### EXERCISE INPUT

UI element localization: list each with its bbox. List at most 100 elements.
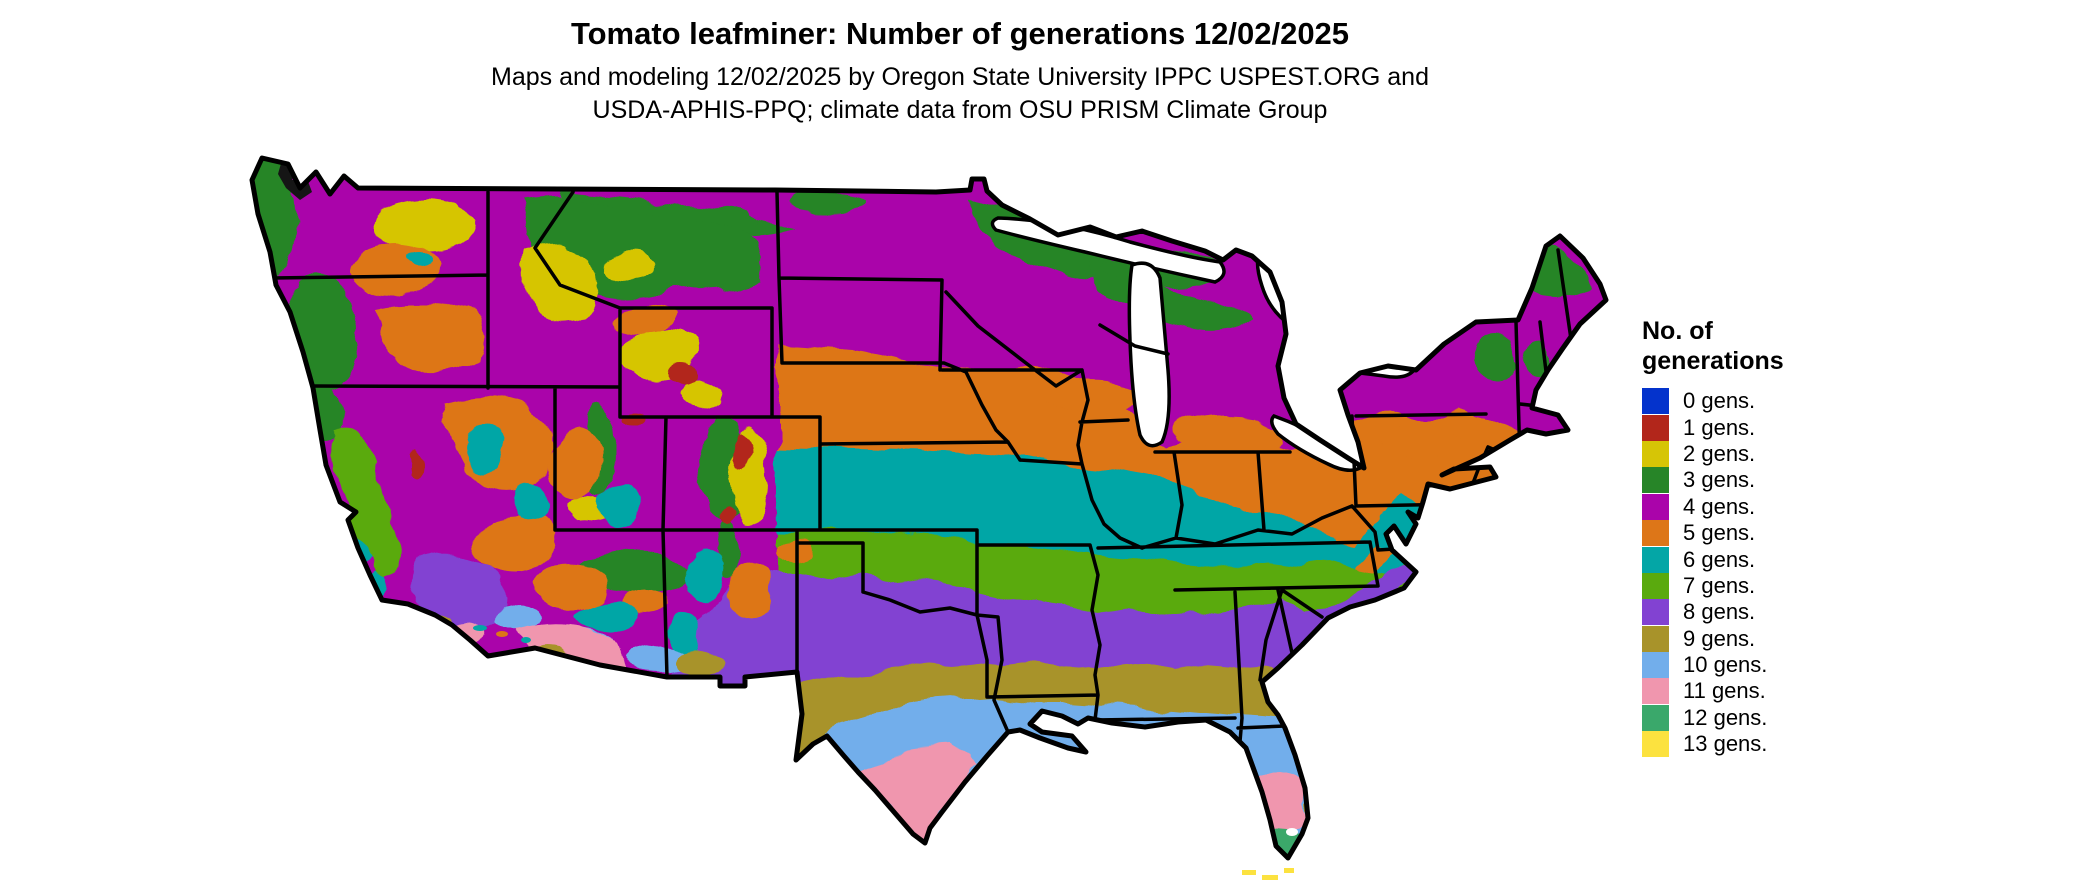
terrain-patch [687,549,723,601]
channel-islands [473,625,531,643]
legend-row: 13 gens. [1642,731,1872,758]
legend-swatch [1642,704,1669,731]
legend-swatch [1642,652,1669,679]
subtitle-line-1: Maps and modeling 12/02/2025 by Oregon S… [491,63,1429,91]
page-title: Tomato leafminer: Number of generations … [570,16,1350,51]
terrain-patch [350,243,440,293]
key-island [1262,875,1278,880]
channel-island [496,631,508,637]
legend-swatch [1642,388,1669,415]
legend-label: 12 gens. [1683,704,1768,730]
legend-swatch [1642,625,1669,652]
legend-swatch [1642,520,1669,547]
terrain-patch [550,430,600,500]
legend-label: 5 gens. [1683,520,1756,546]
legend-row: 7 gens. [1642,572,1872,599]
legend-swatch [1642,678,1669,705]
channel-island [521,637,531,643]
legend-swatch [1642,572,1669,599]
us-generations-map [249,155,1609,880]
terrain-patch [628,646,688,670]
legend-swatch [1642,731,1669,758]
legend-title-line-1: No. of [1642,317,1713,345]
legend-row: 1 gens. [1642,414,1872,441]
legend-label: 11 gens. [1683,678,1766,704]
terrain-patch [776,490,804,530]
terrain-patch [790,191,870,209]
terrain-patch [1175,417,1285,453]
legend-row: 3 gens. [1642,467,1872,494]
terrain-patch [1476,332,1520,388]
terrain-patch [733,432,751,468]
legend: No. of generations 0 gens. 1 gens. 2 gen… [1642,316,1872,758]
channel-island [473,625,487,631]
terrain-patch [1035,379,1145,411]
terrain-patch [1542,453,1578,477]
lake-okeechobee [1286,828,1298,836]
terrain-patch [719,503,735,527]
subtitle-line-2: USDA-APHIS-PPQ; climate data from OSU PR… [592,96,1328,124]
terrain-patch [621,413,649,427]
terrain-patch [406,252,430,268]
terrain-patch [669,615,701,655]
legend-label: 8 gens. [1683,599,1756,625]
legend-row: 6 gens. [1642,546,1872,573]
terrain-patch [573,599,637,631]
terrain-patch [613,306,677,334]
terrain-patch [467,424,503,476]
terrain-patch [1380,428,1460,456]
legend-label: 1 gens. [1683,414,1756,440]
legend-swatch [1642,440,1669,467]
legend-label: 7 gens. [1683,572,1756,598]
us-outline [249,155,1609,861]
legend-label: 10 gens. [1683,652,1768,678]
florida-keys [1242,868,1294,880]
terrain-patch [475,517,555,573]
terrain-patch [1488,239,1595,298]
terrain-patch [728,562,772,618]
legend-swatch [1642,546,1669,573]
terrain-patch [604,252,656,278]
legend-row: 11 gens. [1642,678,1872,705]
legend-row: 5 gens. [1642,520,1872,547]
legend-row: 2 gens. [1642,440,1872,467]
legend-row: 4 gens. [1642,493,1872,520]
legend-label: 3 gens. [1683,467,1756,493]
terrain-patch [373,199,477,251]
legend-label: 9 gens. [1683,625,1756,651]
legend-title: No. of generations [1642,316,1872,376]
legend-rows: 0 gens. 1 gens. 2 gens. 3 gens. 4 gens. … [1642,388,1872,758]
terrain-patch [670,366,700,384]
legend-row: 10 gens. [1642,652,1872,679]
terrain-patch [375,303,485,371]
terrain-patch [775,536,815,560]
terrain-patch [330,425,399,578]
legend-row: 12 gens. [1642,704,1872,731]
legend-label: 6 gens. [1683,546,1756,572]
terrain-patch [498,607,542,633]
legend-label: 2 gens. [1683,440,1756,466]
key-island [1284,868,1294,873]
legend-row: 9 gens. [1642,625,1872,652]
legend-swatch [1642,493,1669,520]
terrain-patch [408,451,422,479]
legend-swatch [1642,599,1669,626]
lake-michigan [1127,261,1171,448]
terrain-patch [755,710,785,730]
terrain-patch [535,565,605,605]
legend-swatch [1642,467,1669,494]
legend-swatch [1642,414,1669,441]
legend-row: 0 gens. [1642,388,1872,415]
legend-title-line-2: generations [1642,347,1784,375]
terrain-patch [676,649,724,671]
legend-label: 13 gens. [1683,731,1768,757]
terrain-patch [513,483,547,527]
terrain-patch [778,700,792,710]
legend-row: 8 gens. [1642,599,1872,626]
legend-label: 4 gens. [1683,493,1756,519]
map-subtitle: Maps and modeling 12/02/2025 by Oregon S… [0,61,1920,127]
band-11gens [790,746,978,842]
terrain-patch [600,481,640,529]
key-island [1242,870,1256,875]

######

Reproduce every line of the item above verbatim, omitting the picture from your answer.

CORRECT RESULT ▸
UI element localization: list each with its bbox. List at most 100 elements.
terrain-patch [687,549,723,601]
channel-islands [473,625,531,643]
legend-row: 13 gens. [1642,731,1872,758]
legend-swatch [1642,704,1669,731]
legend-swatch [1642,652,1669,679]
subtitle-line-1: Maps and modeling 12/02/2025 by Oregon S… [491,63,1429,91]
page-title: Tomato leafminer: Number of generations … [570,16,1350,51]
terrain-patch [350,243,440,293]
key-island [1262,875,1278,880]
channel-island [496,631,508,637]
legend-swatch [1642,388,1669,415]
legend-label: 12 gens. [1683,704,1768,730]
legend-swatch [1642,625,1669,652]
legend-swatch [1642,520,1669,547]
terrain-patch [550,430,600,500]
legend-label: 5 gens. [1683,520,1756,546]
legend-row: 7 gens. [1642,572,1872,599]
legend-swatch [1642,678,1669,705]
channel-island [521,637,531,643]
legend-swatch [1642,572,1669,599]
us-generations-map [249,155,1609,880]
terrain-patch [628,646,688,670]
legend-swatch [1642,731,1669,758]
legend-title-line-1: No. of [1642,317,1713,345]
legend-row: 1 gens. [1642,414,1872,441]
legend-label: 11 gens. [1683,678,1766,704]
terrain-patch [776,490,804,530]
terrain-patch [790,191,870,209]
terrain-patch [1175,417,1285,453]
legend-row: 3 gens. [1642,467,1872,494]
terrain-patch [1476,332,1520,388]
terrain-patch [733,432,751,468]
legend: No. of generations 0 gens. 1 gens. 2 gen… [1642,316,1872,758]
channel-island [473,625,487,631]
terrain-patch [1035,379,1145,411]
terrain-patch [1542,453,1578,477]
lake-okeechobee [1286,828,1298,836]
terrain-patch [719,503,735,527]
subtitle-line-2: USDA-APHIS-PPQ; climate data from OSU PR… [592,96,1328,124]
terrain-patch [621,413,649,427]
terrain-patch [406,252,430,268]
terrain-patch [669,615,701,655]
legend-label: 8 gens. [1683,599,1756,625]
legend-row: 6 gens. [1642,546,1872,573]
terrain-patch [573,599,637,631]
terrain-patch [613,306,677,334]
terrain-patch [467,424,503,476]
terrain-patch [1380,428,1460,456]
legend-label: 1 gens. [1683,414,1756,440]
legend-swatch [1642,440,1669,467]
legend-label: 7 gens. [1683,572,1756,598]
us-outline [249,155,1609,861]
legend-label: 10 gens. [1683,652,1768,678]
florida-keys [1242,868,1294,880]
terrain-patch [475,517,555,573]
terrain-patch [1488,239,1595,298]
terrain-patch [728,562,772,618]
legend-swatch [1642,546,1669,573]
terrain-patch [604,252,656,278]
legend-row: 11 gens. [1642,678,1872,705]
legend-row: 5 gens. [1642,520,1872,547]
legend-row: 2 gens. [1642,440,1872,467]
legend-row: 4 gens. [1642,493,1872,520]
legend-label: 3 gens. [1683,467,1756,493]
terrain-patch [373,199,477,251]
legend-label: 9 gens. [1683,625,1756,651]
legend-title: No. of generations [1642,316,1872,376]
legend-rows: 0 gens. 1 gens. 2 gens. 3 gens. 4 gens. … [1642,388,1872,758]
terrain-patch [670,366,700,384]
legend-row: 10 gens. [1642,652,1872,679]
terrain-patch [375,303,485,371]
terrain-patch [775,536,815,560]
terrain-patch [330,425,399,578]
legend-row: 12 gens. [1642,704,1872,731]
legend-label: 6 gens. [1683,546,1756,572]
terrain-patch [498,607,542,633]
legend-label: 2 gens. [1683,440,1756,466]
key-island [1284,868,1294,873]
legend-row: 9 gens. [1642,625,1872,652]
legend-swatch [1642,493,1669,520]
terrain-patch [408,451,422,479]
legend-swatch [1642,599,1669,626]
lake-michigan [1127,261,1171,448]
terrain-patch [755,710,785,730]
terrain-patch [535,565,605,605]
legend-swatch [1642,467,1669,494]
legend-swatch [1642,414,1669,441]
legend-row: 0 gens. [1642,388,1872,415]
legend-title-line-2: generations [1642,347,1784,375]
terrain-patch [676,649,724,671]
legend-label: 13 gens. [1683,731,1768,757]
terrain-patch [513,483,547,527]
terrain-patch [778,700,792,710]
legend-row: 8 gens. [1642,599,1872,626]
legend-label: 4 gens. [1683,493,1756,519]
map-subtitle: Maps and modeling 12/02/2025 by Oregon S… [0,61,1920,127]
band-11gens [790,746,978,842]
terrain-patch [600,481,640,529]
key-island [1242,870,1256,875]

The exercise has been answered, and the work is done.